# YOUR OBJECTIVE
In the material below, list every line carrying the string "Rate".

# DATASET EXTRACT
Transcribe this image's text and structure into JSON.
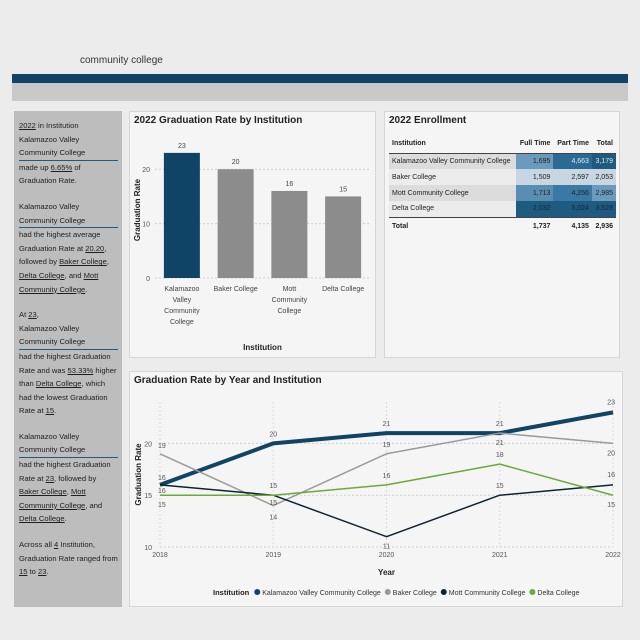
{
  "header": {
    "title": "community college"
  },
  "narrative": {
    "p1": {
      "year": "2022",
      "a": " in Institution",
      "inst": "Kalamazoo Valley Community College",
      "b": "made up ",
      "pct": "6.65%",
      "c": " of Graduation Rate."
    },
    "p2": {
      "inst": "Kalamazoo Valley Community College",
      "a": "had the highest average Graduation Rate at ",
      "val": "20.20",
      "b": ", followed by ",
      "i2": "Baker College",
      "c": ", ",
      "i3": "Delta College",
      "d": ", and ",
      "i4": "Mott Community College",
      "e": "."
    },
    "p3": {
      "a": "At ",
      "val": "23",
      "b": ",",
      "inst": "Kalamazoo Valley Community College",
      "c": "had the highest Graduation Rate and was ",
      "pct": "53.33%",
      "d": " higher than ",
      "i2": "Delta College",
      "e": ", which had the lowest Graduation Rate at ",
      "low": "15",
      "f": "."
    },
    "p4": {
      "inst": "Kalamazoo Valley Community College",
      "a": "had the highest Graduation Rate at ",
      "val": "23",
      "b": ", followed by ",
      "i2": "Baker College",
      "c": ", ",
      "i3": "Mott Community College",
      "d": ", and ",
      "i4": "Delta College",
      "e": "."
    },
    "p5": {
      "a": "Across all ",
      "n": "4",
      "b": " Institution, Graduation Rate ranged from ",
      "lo": "15",
      "c": " to ",
      "hi": "23",
      "d": "."
    }
  },
  "enrollment": {
    "title": "2022 Enrollment",
    "headers": [
      "Institution",
      "Full Time",
      "Part Time",
      "Total"
    ],
    "rows": [
      {
        "name": "Kalamazoo Valley Community College",
        "ft": "1,695",
        "pt": "4,663",
        "tot": "3,179"
      },
      {
        "name": "Baker College",
        "ft": "1,509",
        "pt": "2,597",
        "tot": "2,053"
      },
      {
        "name": "Mott Community College",
        "ft": "1,713",
        "pt": "4,256",
        "tot": "2,985"
      },
      {
        "name": "Delta College",
        "ft": "2,032",
        "pt": "5,024",
        "tot": "3,528"
      }
    ],
    "total": {
      "name": "Total",
      "ft": "1,737",
      "pt": "4,135",
      "tot": "2,936"
    },
    "colors": {
      "dark": "#1f5a80",
      "mid": "#6a9bbd",
      "light": "#c8d6e2"
    }
  },
  "chart_data": [
    {
      "type": "bar",
      "title": "2022 Graduation Rate by Institution",
      "xlabel": "Institution",
      "ylabel": "Graduation Rate",
      "categories": [
        "Kalamazoo Valley Community College",
        "Baker College",
        "Mott Community College",
        "Delta College"
      ],
      "values": [
        23,
        20,
        16,
        15
      ],
      "ylim": [
        0,
        25
      ],
      "yticks": [
        0,
        10,
        20
      ],
      "colors": [
        "#0f4466",
        "#8c8c8c",
        "#8c8c8c",
        "#8c8c8c"
      ],
      "grid": true
    },
    {
      "type": "line",
      "title": "Graduation Rate by Year and Institution",
      "xlabel": "Year",
      "ylabel": "Graduation Rate",
      "x": [
        "2018",
        "2019",
        "2020",
        "2021",
        "2022"
      ],
      "ylim": [
        10,
        24
      ],
      "yticks": [
        10,
        15,
        20
      ],
      "grid": true,
      "legend_title": "Institution",
      "series": [
        {
          "name": "Kalamazoo Valley Community College",
          "values": [
            16,
            20,
            21,
            21,
            23
          ],
          "color": "#0f4466"
        },
        {
          "name": "Baker College",
          "values": [
            19,
            14,
            19,
            21,
            20
          ],
          "color": "#9a9a9a"
        },
        {
          "name": "Mott Community College",
          "values": [
            16,
            15,
            11,
            15,
            16
          ],
          "color": "#0d2433"
        },
        {
          "name": "Delta College",
          "values": [
            15,
            15,
            16,
            18,
            15
          ],
          "color": "#6aaa3a"
        }
      ]
    }
  ]
}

# WORKED ANSWER
      "c": " of Graduation Rate."
      "a": "had the highest average Graduation Rate at ",
      "c": "had the highest Graduation Rate and was ",
      "e": ", which had the lowest Graduation Rate at ",
      "a": "had the highest Graduation Rate at ",
      "b": " Institution, Graduation Rate ranged from ",
      "title": "2022 Graduation Rate by Institution",
      "ylabel": "Graduation Rate",
      "title": "Graduation Rate by Year and Institution",
      "ylabel": "Graduation Rate",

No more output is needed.